The task >>
In the listing below, locate the lines that hold "noņemt" and copy them.

"""

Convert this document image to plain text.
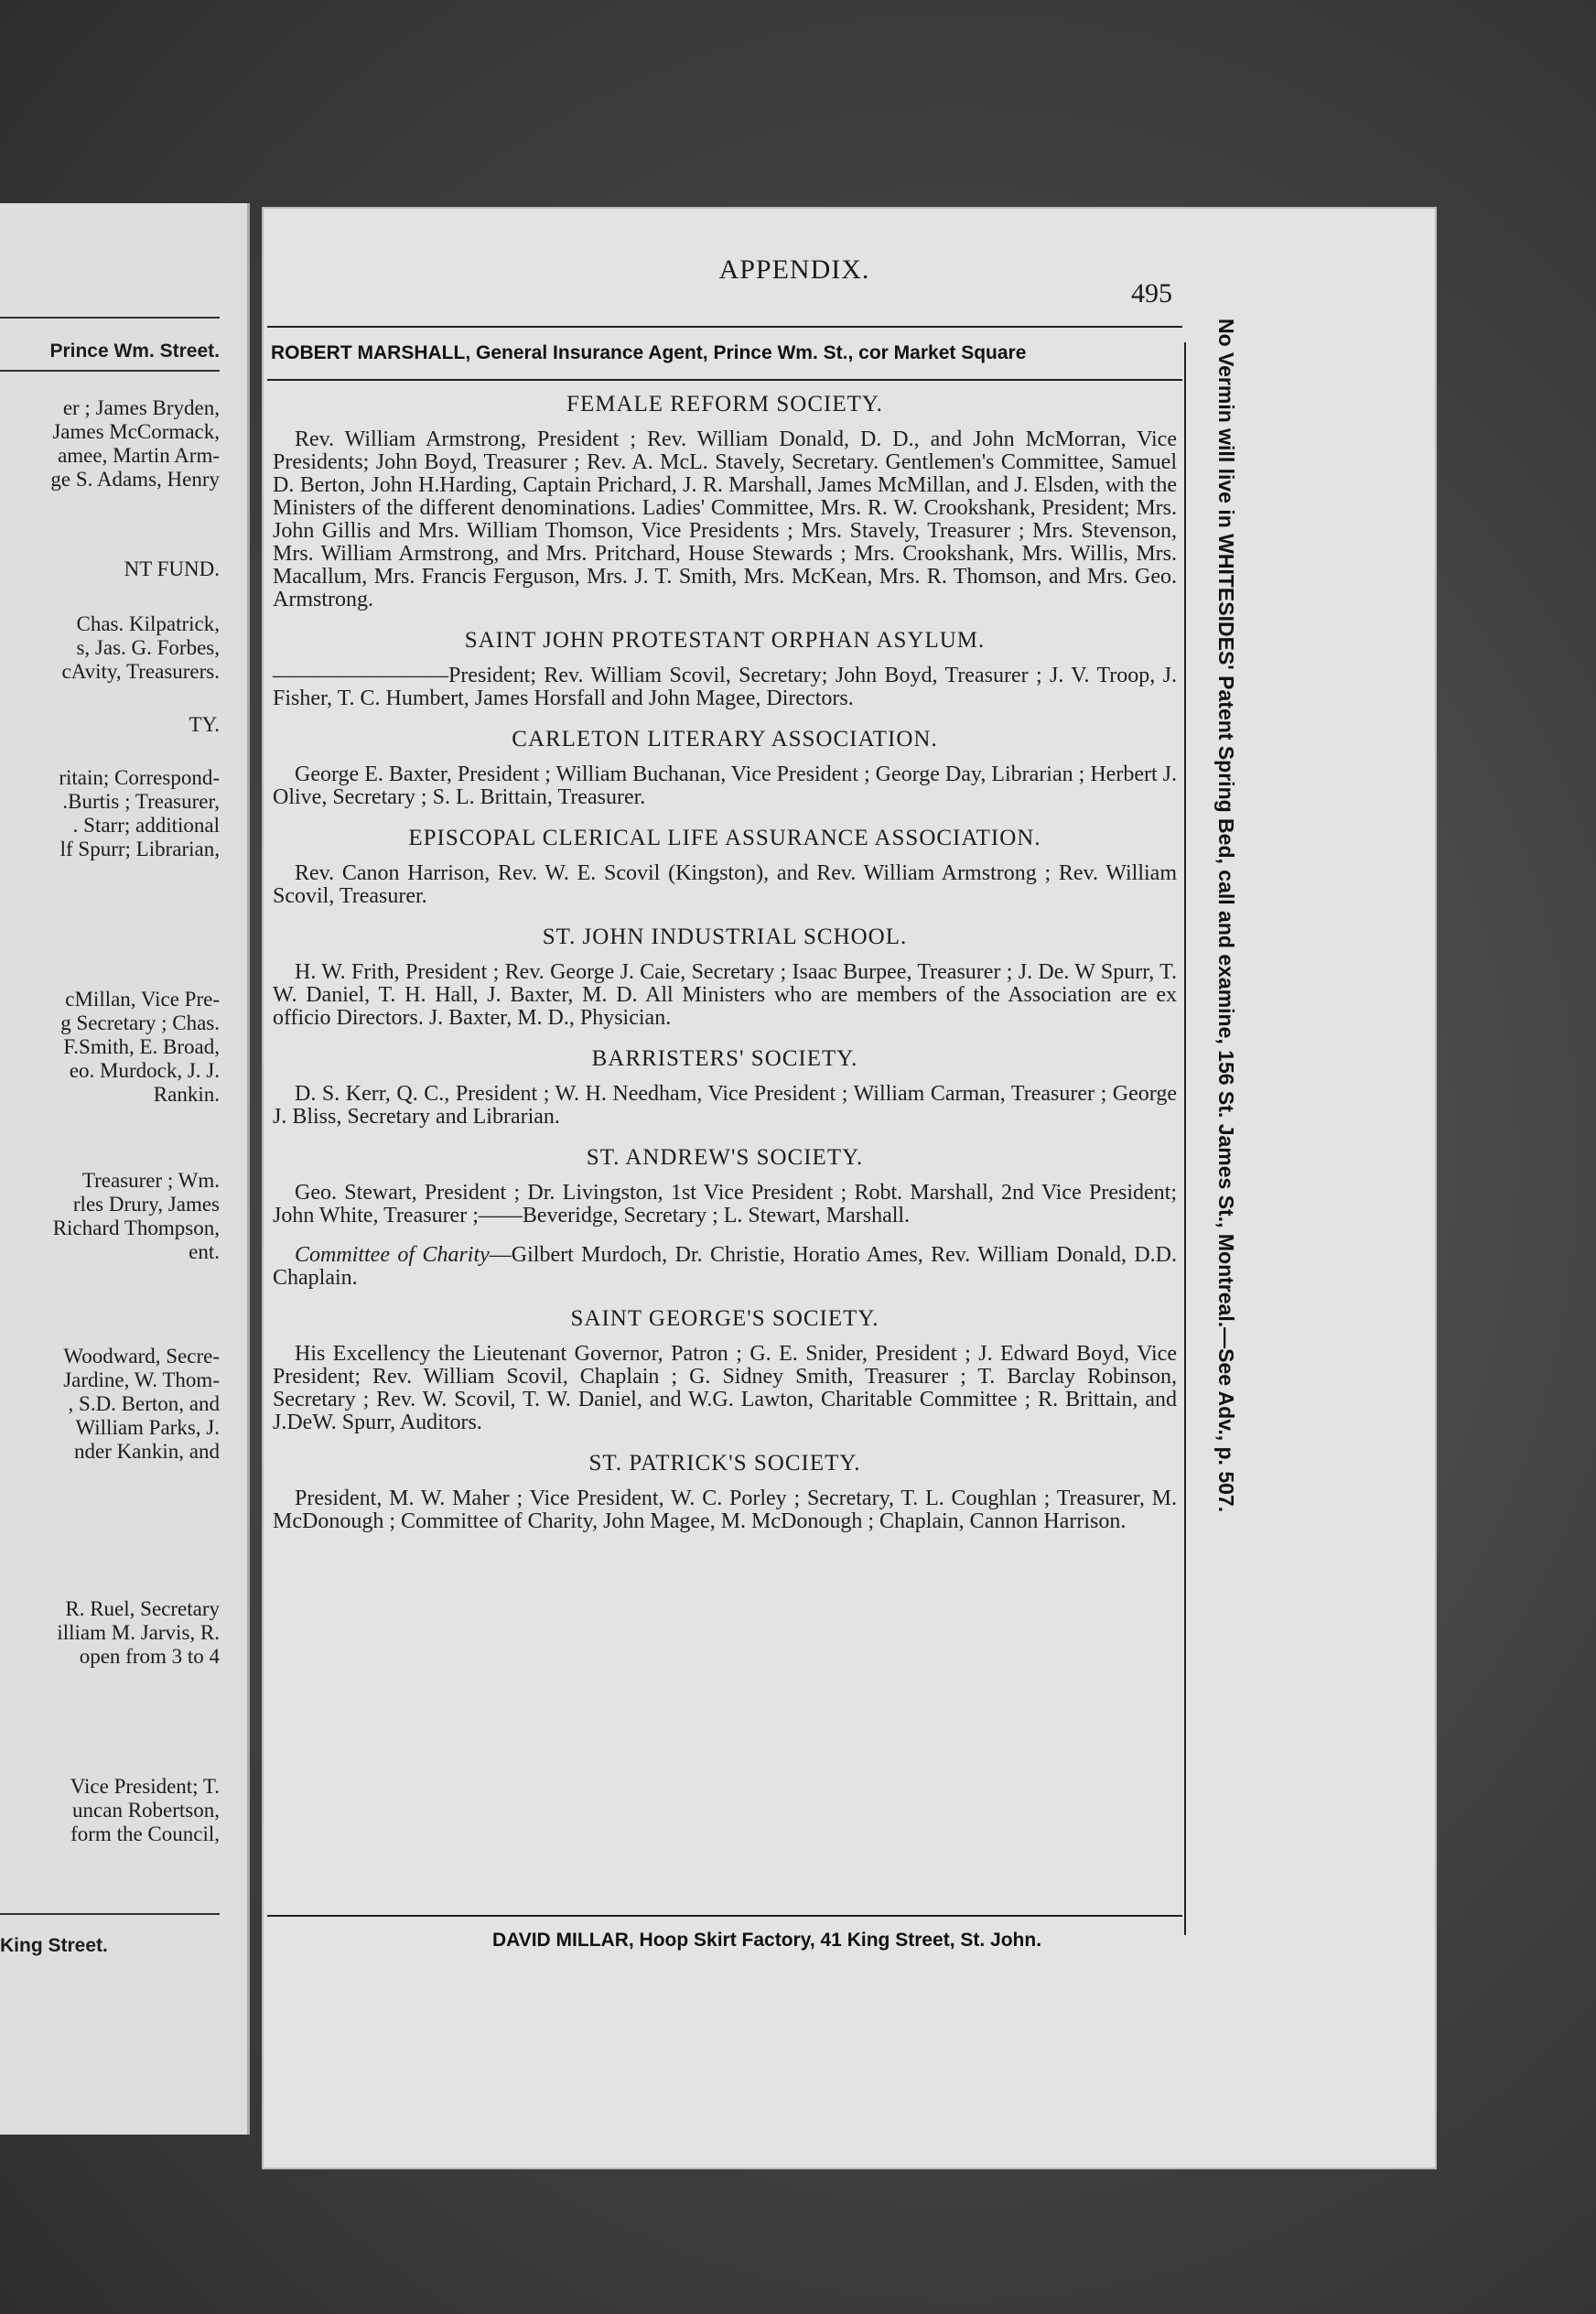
Prince Wm. Street.
er ; James Bryden,
James McCormack,
amee, Martin Arm-
ge S. Adams, Henry
NT FUND.
Chas. Kilpatrick,
s, Jas. G. Forbes,
cAvity, Treasurers.
TY.
ritain; Correspond-
.Burtis ; Treasurer,
. Starr; additional
lf Spurr; Librarian,
cMillan, Vice Pre-
g Secretary ; Chas.
F.Smith, E. Broad,
eo. Murdock, J. J.
Rankin.
Treasurer ; Wm.
rles Drury, James
Richard Thompson,
ent.
Woodward, Secre-
Jardine, W. Thom-
, S.D. Berton, and
William Parks, J.
nder Kankin, and
R. Ruel, Secretary
illiam M. Jarvis, R.
open from 3 to 4
Vice President; T.
uncan Robertson,
form the Council,
King Street.
APPENDIX.
495
ROBERT MARSHALL, General Insurance Agent, Prince Wm. St., cor Market Square	No Vermin will live in WHITESIDES' Patent Spring Bed, call and examine, 156 St. James St., Montreal.—See Adv., p. 507.
FEMALE REFORM SOCIETY.

Rev. William Armstrong, President ; Rev. William Donald, D. D., and John McMorran, Vice Presidents; John Boyd, Treasurer ; Rev. A. McL. Stavely, Secretary. Gentlemen's Committee, Samuel D. Berton, John H.Harding, Captain Prichard, J. R. Marshall, James McMillan, and J. Elsden, with the Ministers of the different denominations. Ladies' Committee, Mrs. R. W. Crookshank, President; Mrs. John Gillis and Mrs. William Thomson, Vice Presidents ; Mrs. Stavely, Treasurer ; Mrs. Stevenson, Mrs. William Armstrong, and Mrs. Pritchard, House Stewards ; Mrs. Crookshank, Mrs. Willis, Mrs. Macallum, Mrs. Francis Ferguson, Mrs. J. T. Smith, Mrs. McKean, Mrs. R. Thomson, and Mrs. Geo. Armstrong.

SAINT JOHN PROTESTANT ORPHAN ASYLUM.

————————President; Rev. William Scovil, Secretary; John Boyd, Treasurer ; J. V. Troop, J. Fisher, T. C. Humbert, James Horsfall and John Magee, Directors.

CARLETON LITERARY ASSOCIATION.

George E. Baxter, President ; William Buchanan, Vice President ; George Day, Librarian ; Herbert J. Olive, Secretary ; S. L. Brittain, Treasurer.

EPISCOPAL CLERICAL LIFE ASSURANCE ASSOCIATION.

Rev. Canon Harrison, Rev. W. E. Scovil (Kingston), and Rev. William Armstrong ; Rev. William Scovil, Treasurer.

ST. JOHN INDUSTRIAL SCHOOL.

H. W. Frith, President ; Rev. George J. Caie, Secretary ; Isaac Burpee, Treasurer ; J. De. W Spurr, T. W. Daniel, T. H. Hall, J. Baxter, M. D. All Ministers who are members of the Association are ex officio Directors. J. Baxter, M. D., Physician.

BARRISTERS' SOCIETY.

D. S. Kerr, Q. C., President ; W. H. Needham, Vice President ; William Carman, Treasurer ; George J. Bliss, Secretary and Librarian.

ST. ANDREW'S SOCIETY.

Geo. Stewart, President ; Dr. Livingston, 1st Vice President ; Robt. Marshall, 2nd Vice President; John White, Treasurer ;——Beveridge, Secretary ; L. Stewart, Marshall.

Committee of Charity—Gilbert Murdoch, Dr. Christie, Horatio Ames, Rev. William Donald, D.D. Chaplain.

SAINT GEORGE'S SOCIETY.

His Excellency the Lieutenant Governor, Patron ; G. E. Snider, President ; J. Edward Boyd, Vice President; Rev. William Scovil, Chaplain ; G. Sidney Smith, Treasurer ; T. Barclay Robinson, Secretary ; Rev. W. Scovil, T. W. Daniel, and W.G. Lawton, Charitable Committee ; R. Brittain, and J.DeW. Spurr, Auditors.

ST. PATRICK'S SOCIETY.

President, M. W. Maher ; Vice President, W. C. Porley ; Secretary, T. L. Coughlan ; Treasurer, M. McDonough ; Committee of Charity, John Magee, M. McDonough ; Chaplain, Cannon Harrison.

DAVID MILLAR, Hoop Skirt Factory, 41 King Street, St. John.
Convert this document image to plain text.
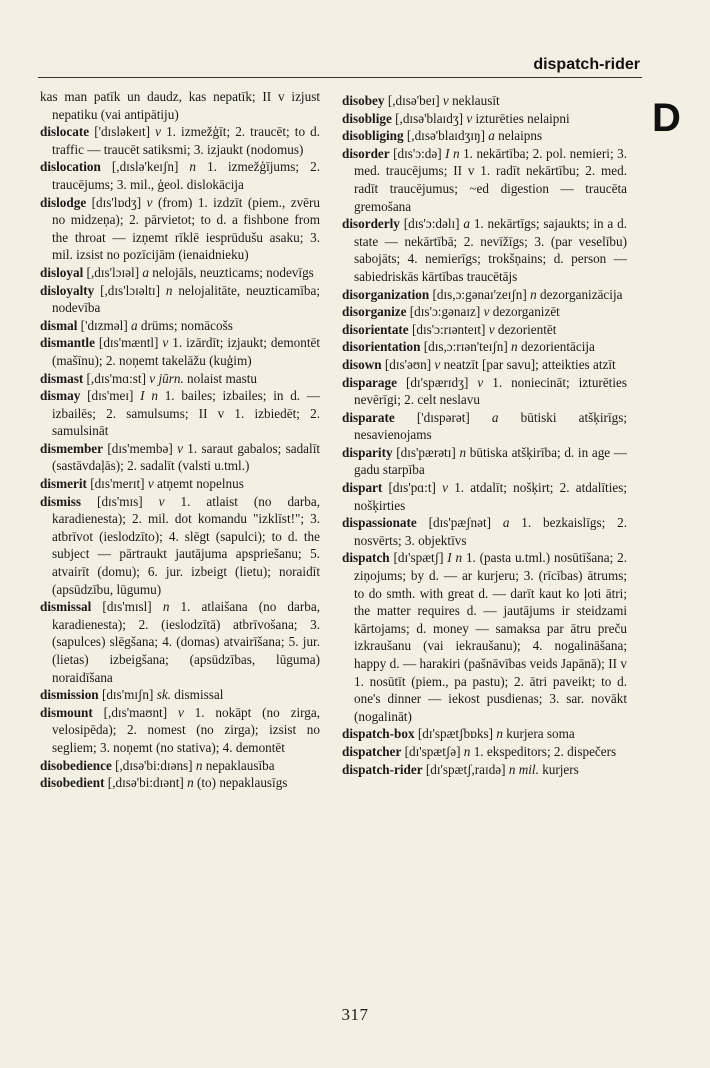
dispatch-rider
D

kas man patīk un daudz, kas nepatīk; II v izjust nepatiku (vai antipātiju)

dislocate ['dɪsləkeɪt] v 1. izmežģīt; 2. traucēt; to d. traffic — traucēt satiksmi; 3. izjaukt (nodomus)

dislocation [,dɪslə'keɪʃn] n 1. izmežģījums; 2. traucējums; 3. mil., ģeol. dislokācija

dislodge [dɪs'lɒdʒ] v (from) 1. izdzīt (piem., zvēru no midzeņa); 2. pārvietot; to d. a fishbone from the throat — izņemt rīklē iesprūdušu asaku; 3. mil. izsist no pozīcijām (ienaidnieku)

disloyal [,dɪs'lɔɪəl] a nelojāls, neuzticams; nodevīgs

disloyalty [,dɪs'lɔɪəltɪ] n nelojalitāte, neuzticamība; nodevība

dismal ['dɪzməl] a drūms; nomācošs

dismantle [dɪs'mæntl] v 1. izārdīt; izjaukt; demontēt (mašīnu); 2. noņemt takelāžu (kuģim)

dismast [,dɪs'mɑ:st] v jūrn. nolaist mastu

dismay [dɪs'meɪ] I n 1. bailes; izbailes; in d. — izbailēs; 2. samulsums; II v 1. izbiedēt; 2. samulsināt

dismember [dɪs'membə] v 1. saraut gabalos; sadalīt (sastāvdaļās); 2. sadalīt (valsti u.tml.)

dismerit [dɪs'merɪt] v atņemt nopelnus

dismiss [dɪs'mɪs] v 1. atlaist (no darba, karadienesta); 2. mil. dot komandu "izklīst!"; 3. atbrīvot (ieslodzīto); 4. slēgt (sapulci); to d. the subject — pārtraukt jautājuma apspriešanu; 5. atvairīt (domu); 6. jur. izbeigt (lietu); noraidīt (apsūdzību, lūgumu)

dismissal [dɪs'mɪsl] n 1. atlaišana (no darba, karadienesta); 2. (ieslodzītā) atbrīvošana; 3. (sapulces) slēgšana; 4. (domas) atvairīšana; 5. jur. (lietas) izbeigšana; (apsūdzības, lūguma) noraidīšana

dismission [dɪs'mɪʃn] sk. dismissal

dismount [,dɪs'maʊnt] v 1. nokāpt (no zirga, velosipēda); 2. nomest (no zirga); izsist no segliem; 3. noņemt (no stativa); 4. demontēt

disobedience [,dɪsə'bi:dɪəns] n nepaklausība

disobedient [,dɪsə'bi:dɪənt] n (to) nepaklausīgs

disobey [,dɪsə'beɪ] v neklausīt

disoblige [,dɪsə'blaɪdʒ] v izturēties nelaipni

disobliging [,dɪsə'blaɪdʒɪŋ] a nelaipns

disorder [dɪs'ɔ:də] I n 1. nekārtība; 2. pol. nemieri; 3. med. traucējums; II v 1. radīt nekārtību; 2. med. radīt traucējumus; ~ed digestion — traucēta gremošana

disorderly [dɪs'ɔ:dəlɪ] a 1. nekārtīgs; sajaukts; in a d. state — nekārtībā; 2. nevīžīgs; 3. (par veselību) sabojāts; 4. nemierīgs; trokšņains; d. person — sabiedriskās kārtības traucētājs

disorganization [dɪs,ɔ:gənaɪ'zeɪʃn] n dezorganizācija

disorganize [dɪs'ɔ:gənaɪz] v dezorganizēt

disorientate [dɪs'ɔ:rɪənteɪt] v dezorientēt

disorientation [dɪs,ɔ:rɪən'teɪʃn] n dezorientācija

disown [dɪs'əʊn] v neatzīt [par savu]; atteikties atzīt

disparage [dɪ'spærɪdʒ] v 1. noniecināt; izturēties nevērīgi; 2. celt neslavu

disparate ['dɪspərət] a būtiski atšķirīgs; nesavienojams

disparity [dɪs'pærətɪ] n būtiska atšķirība; d. in age — gadu starpība

dispart [dɪs'pɑ:t] v 1. atdalīt; nošķirt; 2. atdalīties; nošķirties

dispassionate [dɪs'pæʃnət] a 1. bezkaislīgs; 2. nosvērts; 3. objektīvs

dispatch [dɪ'spætʃ] I n 1. (pasta u.tml.) nosūtīšana; 2. ziņojums; by d. — ar kurjeru; 3. (rīcības) ātrums; to do smth. with great d. — darīt kaut ko ļoti ātri; the matter requires d. — jautājums ir steidzami kārtojams; d. money — samaksa par ātru preču izkraušanu (vai iekraušanu); 4. nogalināšana; happy d. — harakiri (pašnāvības veids Japānā); II v 1. nosūtīt (piem., pa pastu); 2. ātri paveikt; to d. one's dinner — iekost pusdienas; 3. sar. novākt (nogalināt)

dispatch-box [dɪ'spætʃbɒks] n kurjera soma

dispatcher [dɪ'spætʃə] n 1. ekspeditors; 2. dispečers

dispatch-rider [dɪ'spætʃ,raɪdə] n mil. kurjers

317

"""

Task answer >>
dismantle [dɪs'mæntl] v 1. izārdīt; izjaukt; demontēt (mašīnu); 2. noņemt takelāžu (kuģim)
dismount [,dɪs'maʊnt] v 1. nokāpt (no zirga, velosipēda); 2. nomest (no zirga); izsist no segliem; 3. noņemt (no stativa); 4. demontēt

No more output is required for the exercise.